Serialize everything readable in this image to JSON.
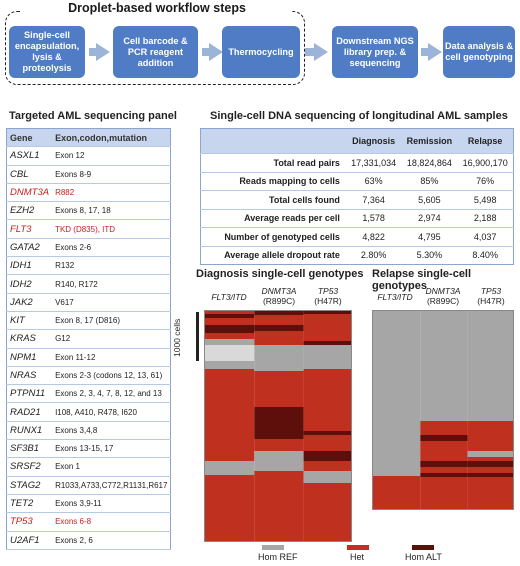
{
  "workflow": {
    "title": "Droplet-based workflow steps",
    "steps": [
      "Single-cell encapsulation, lysis & proteolysis",
      "Cell barcode & PCR reagent addition",
      "Thermocycling",
      "Downstream NGS library prep. & sequencing",
      "Data analysis & cell genotyping"
    ]
  },
  "panel": {
    "title": "Targeted AML sequencing panel",
    "headers": [
      "Gene",
      "Exon,codon,mutation"
    ],
    "rows": [
      {
        "gene": "ASXL1",
        "detail": "Exon 12",
        "highlight": false
      },
      {
        "gene": "CBL",
        "detail": "Exons 8-9",
        "highlight": false
      },
      {
        "gene": "DNMT3A",
        "detail": "R882",
        "highlight": true
      },
      {
        "gene": "EZH2",
        "detail": "Exons 8, 17, 18",
        "highlight": false
      },
      {
        "gene": "FLT3",
        "detail": "TKD (D835), ITD",
        "highlight": true
      },
      {
        "gene": "GATA2",
        "detail": "Exons 2-6",
        "highlight": false
      },
      {
        "gene": "IDH1",
        "detail": "R132",
        "highlight": false
      },
      {
        "gene": "IDH2",
        "detail": "R140, R172",
        "highlight": false
      },
      {
        "gene": "JAK2",
        "detail": "V617",
        "highlight": false
      },
      {
        "gene": "KIT",
        "detail": "Exon 8, 17 (D816)",
        "highlight": false
      },
      {
        "gene": "KRAS",
        "detail": "G12",
        "highlight": false
      },
      {
        "gene": "NPM1",
        "detail": "Exon 11-12",
        "highlight": false
      },
      {
        "gene": "NRAS",
        "detail": "Exons 2-3 (codons 12, 13, 61)",
        "highlight": false
      },
      {
        "gene": "PTPN11",
        "detail": "Exons 2, 3, 4, 7, 8, 12, and 13",
        "highlight": false
      },
      {
        "gene": "RAD21",
        "detail": "I108, A410, R478, I620",
        "highlight": false
      },
      {
        "gene": "RUNX1",
        "detail": "Exons 3,4,8",
        "highlight": false
      },
      {
        "gene": "SF3B1",
        "detail": "Exons 13-15, 17",
        "highlight": false
      },
      {
        "gene": "SRSF2",
        "detail": "Exon 1",
        "highlight": false
      },
      {
        "gene": "STAG2",
        "detail": "R1033,A733,C772,R1131,R617",
        "highlight": false
      },
      {
        "gene": "TET2",
        "detail": "Exons 3,9-11",
        "highlight": false
      },
      {
        "gene": "TP53",
        "detail": "Exons 6-8",
        "highlight": true
      },
      {
        "gene": "U2AF1",
        "detail": "Exons 2, 6",
        "highlight": false
      }
    ]
  },
  "stats": {
    "title": "Single-cell DNA sequencing of longitudinal AML samples",
    "columns": [
      "Diagnosis",
      "Remission",
      "Relapse"
    ],
    "rows": [
      {
        "label": "Total read pairs",
        "values": [
          "17,331,034",
          "18,824,864",
          "16,900,170"
        ]
      },
      {
        "label": "Reads mapping to cells",
        "values": [
          "63%",
          "85%",
          "76%"
        ]
      },
      {
        "label": "Total  cells found",
        "values": [
          "7,364",
          "5,605",
          "5,498"
        ]
      },
      {
        "label": "Average reads per cell",
        "values": [
          "1,578",
          "2,974",
          "2,188"
        ]
      },
      {
        "label": "Number of genotyped cells",
        "values": [
          "4,822",
          "4,795",
          "4,037"
        ]
      },
      {
        "label": "Average allele dropout rate",
        "values": [
          "2.80%",
          "5.30%",
          "8.40%"
        ]
      }
    ]
  },
  "heatmaps": {
    "diagnosis_title": "Diagnosis single-cell genotypes",
    "relapse_title": "Relapse single-cell genotypes",
    "col1": "FLT3/ITD",
    "col2_gene": "DNMT3A",
    "col2_mut": "(R899C)",
    "col3_gene": "TP53",
    "col3_mut": "(H47R)",
    "scale_label": "1000 cells"
  },
  "legend": {
    "hom_ref": "Hom REF",
    "het": "Het",
    "hom_alt": "Hom ALT"
  },
  "colors": {
    "step": "#4f7cc4",
    "hom_ref": "#a6a6a6",
    "het": "#c0301e",
    "hom_alt": "#5e0f0b"
  }
}
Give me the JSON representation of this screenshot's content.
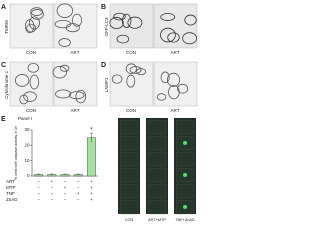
{
  "panels": [
    {
      "label": "A",
      "side_label": "TMRM",
      "captions": [
        "CON",
        "ART"
      ]
    },
    {
      "label": "B",
      "side_label": "GFP-LC3",
      "captions": [
        "CON",
        "ART"
      ]
    },
    {
      "label": "C",
      "side_label": "Cytochrome c",
      "captions": [
        "CON",
        "ART"
      ]
    },
    {
      "label": "D",
      "side_label": "LAMP1",
      "captions": [
        "CON",
        "ART"
      ]
    }
  ],
  "chart_data": {
    "type": "bar",
    "label": "E",
    "title": "Panel I",
    "y_label": "% cells with caspase activity in 1h",
    "categories": [
      null,
      null,
      null,
      null,
      null
    ],
    "values": [
      1,
      1,
      1,
      1,
      25
    ],
    "errors": [
      0.3,
      0.3,
      0.3,
      0.3,
      3
    ],
    "color": "#a6e0a0",
    "ylim": [
      0,
      30
    ],
    "yticks": [
      0,
      10,
      20,
      30
    ],
    "annotation": "*",
    "treatments": [
      {
        "name": "ART",
        "signs": [
          "−",
          "+",
          "−",
          "−",
          "+"
        ]
      },
      {
        "name": "MTP",
        "signs": [
          "−",
          "−",
          "+",
          "−",
          "+"
        ]
      },
      {
        "name": "TNF",
        "signs": [
          "−",
          "−",
          "−",
          "+",
          "+"
        ]
      },
      {
        "name": "ZnAD",
        "signs": [
          "−",
          "−",
          "−",
          "−",
          "+"
        ]
      }
    ]
  },
  "strip": {
    "captions": [
      "CON",
      "ART+MTP",
      "TNF+ZnAD"
    ]
  }
}
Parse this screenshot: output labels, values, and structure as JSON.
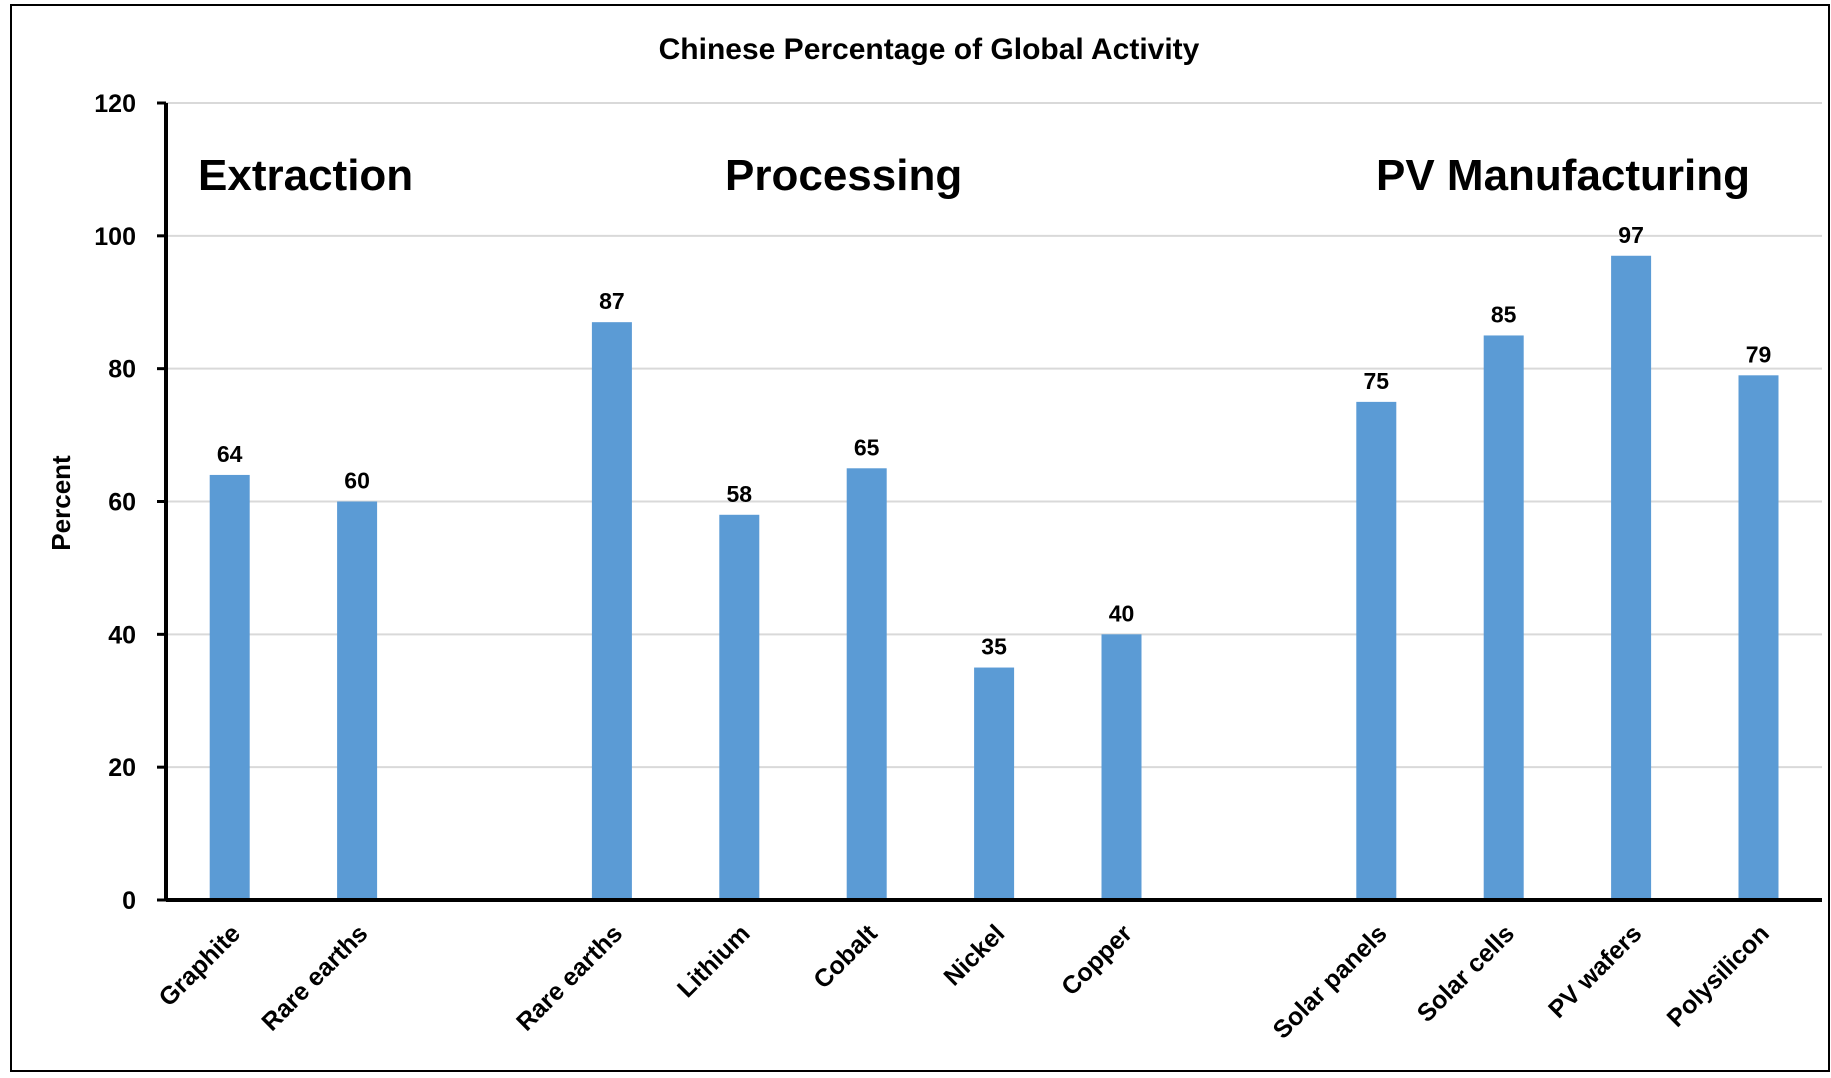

• • • • • • •

*What you are asked to do*
Would you print all of the entries exactly, omitting any image?

*Result of the task*
Serialize everything readable in this image to JSON.
{
  "workflow": {
    "title": "Droplet-based workflow steps",
    "steps": [
      "Single-cell encapsulation, lysis & proteolysis",
      "Cell barcode & PCR reagent addition",
      "Thermocycling",
      "Downstream NGS library prep. & sequencing",
      "Data analysis & cell genotyping"
    ]
  },
  "panel": {
    "title": "Targeted AML sequencing panel",
    "headers": [
      "Gene",
      "Exon,codon,mutation"
    ],
    "rows": [
      {
        "gene": "ASXL1",
        "detail": "Exon 12",
        "highlight": false
      },
      {
        "gene": "CBL",
        "detail": "Exons 8-9",
        "highlight": false
      },
      {
        "gene": "DNMT3A",
        "detail": "R882",
        "highlight": true
      },
      {
        "gene": "EZH2",
        "detail": "Exons 8, 17, 18",
        "highlight": false
      },
      {
        "gene": "FLT3",
        "detail": "TKD (D835), ITD",
        "highlight": true
      },
      {
        "gene": "GATA2",
        "detail": "Exons 2-6",
        "highlight": false
      },
      {
        "gene": "IDH1",
        "detail": "R132",
        "highlight": false
      },
      {
        "gene": "IDH2",
        "detail": "R140, R172",
        "highlight": false
      },
      {
        "gene": "JAK2",
        "detail": "V617",
        "highlight": false
      },
      {
        "gene": "KIT",
        "detail": "Exon 8, 17 (D816)",
        "highlight": false
      },
      {
        "gene": "KRAS",
        "detail": "G12",
        "highlight": false
      },
      {
        "gene": "NPM1",
        "detail": "Exon 11-12",
        "highlight": false
      },
      {
        "gene": "NRAS",
        "detail": "Exons 2-3 (codons 12, 13, 61)",
        "highlight": false
      },
      {
        "gene": "PTPN11",
        "detail": "Exons 2, 3, 4, 7, 8, 12, and 13",
        "highlight": false
      },
      {
        "gene": "RAD21",
        "detail": "I108, A410, R478, I620",
        "highlight": false
      },
      {
        "gene": "RUNX1",
        "detail": "Exons 3,4,8",
        "highlight": false
      },
      {
        "gene": "SF3B1",
        "detail": "Exons 13-15, 17",
        "highlight": false
      },
      {
        "gene": "SRSF2",
        "detail": "Exon 1",
        "highlight": false
      },
      {
        "gene": "STAG2",
        "detail": "R1033,A733,C772,R1131,R617",
        "highlight": false
      },
      {
        "gene": "TET2",
        "detail": "Exons 3,9-11",
        "highlight": false
      },
      {
        "gene": "TP53",
        "detail": "Exons 6-8",
        "highlight": true
      },
      {
        "gene": "U2AF1",
        "detail": "Exons 2, 6",
        "highlight": false
      }
    ]
  },
  "stats": {
    "title": "Single-cell DNA sequencing of longitudinal AML samples",
    "columns": [
      "Diagnosis",
      "Remission",
      "Relapse"
    ],
    "rows": [
      {
        "label": "Total read pairs",
        "values": [
          "17,331,034",
          "18,824,864",
          "16,900,170"
        ]
      },
      {
        "label": "Reads mapping to cells",
        "values": [
          "63%",
          "85%",
          "76%"
        ]
      },
      {
        "label": "Total  cells found",
        "values": [
          "7,364",
          "5,605",
          "5,498"
        ]
      },
      {
        "label": "Average reads per cell",
        "values": [
          "1,578",
          "2,974",
          "2,188"
        ]
      },
      {
        "label": "Number of genotyped cells",
        "values": [
          "4,822",
          "4,795",
          "4,037"
        ]
      },
      {
        "label": "Average allele dropout rate",
        "values": [
          "2.80%",
          "5.30%",
          "8.40%"
        ]
      }
    ]
  },
  "heatmaps": {
    "diagnosis_title": "Diagnosis single-cell genotypes",
    "relapse_title": "Relapse single-cell genotypes",
    "col1": "FLT3/ITD",
    "col2_gene": "DNMT3A",
    "col2_mut": "(R899C)",
    "col3_gene": "TP53",
    "col3_mut": "(H47R)",
    "scale_label": "1000 cells"
  },
  "legend": {
    "hom_ref": "Hom REF",
    "het": "Het",
    "hom_alt": "Hom ALT"
  },
  "colors": {
    "step": "#4f7cc4",
    "hom_ref": "#a6a6a6",
    "het": "#c0301e",
    "hom_alt": "#5e0f0b"
  }
}
Give me the JSON representation of this screenshot's content.
{
  "panels": [
    {
      "label": "A",
      "side_label": "TMRM",
      "captions": [
        "CON",
        "ART"
      ]
    },
    {
      "label": "B",
      "side_label": "GFP-LC3",
      "captions": [
        "CON",
        "ART"
      ]
    },
    {
      "label": "C",
      "side_label": "Cytochrome c",
      "captions": [
        "CON",
        "ART"
      ]
    },
    {
      "label": "D",
      "side_label": "LAMP1",
      "captions": [
        "CON",
        "ART"
      ]
    }
  ],
  "chart_data": {
    "type": "bar",
    "label": "E",
    "title": "Panel I",
    "y_label": "% cells with caspase activity in 1h",
    "categories": [
      null,
      null,
      null,
      null,
      null
    ],
    "values": [
      1,
      1,
      1,
      1,
      25
    ],
    "errors": [
      0.3,
      0.3,
      0.3,
      0.3,
      3
    ],
    "color": "#a6e0a0",
    "ylim": [
      0,
      30
    ],
    "yticks": [
      0,
      10,
      20,
      30
    ],
    "annotation": "*",
    "treatments": [
      {
        "name": "ART",
        "signs": [
          "−",
          "+",
          "−",
          "−",
          "+"
        ]
      },
      {
        "name": "MTP",
        "signs": [
          "−",
          "−",
          "+",
          "−",
          "+"
        ]
      },
      {
        "name": "TNF",
        "signs": [
          "−",
          "−",
          "−",
          "+",
          "+"
        ]
      },
      {
        "name": "ZnAD",
        "signs": [
          "−",
          "−",
          "−",
          "−",
          "+"
        ]
      }
    ]
  },
  "strip": {
    "captions": [
      "CON",
      "ART+MTP",
      "TNF+ZnAD"
    ]
  }
}
Parse this screenshot: output labels, values, and structure as JSON.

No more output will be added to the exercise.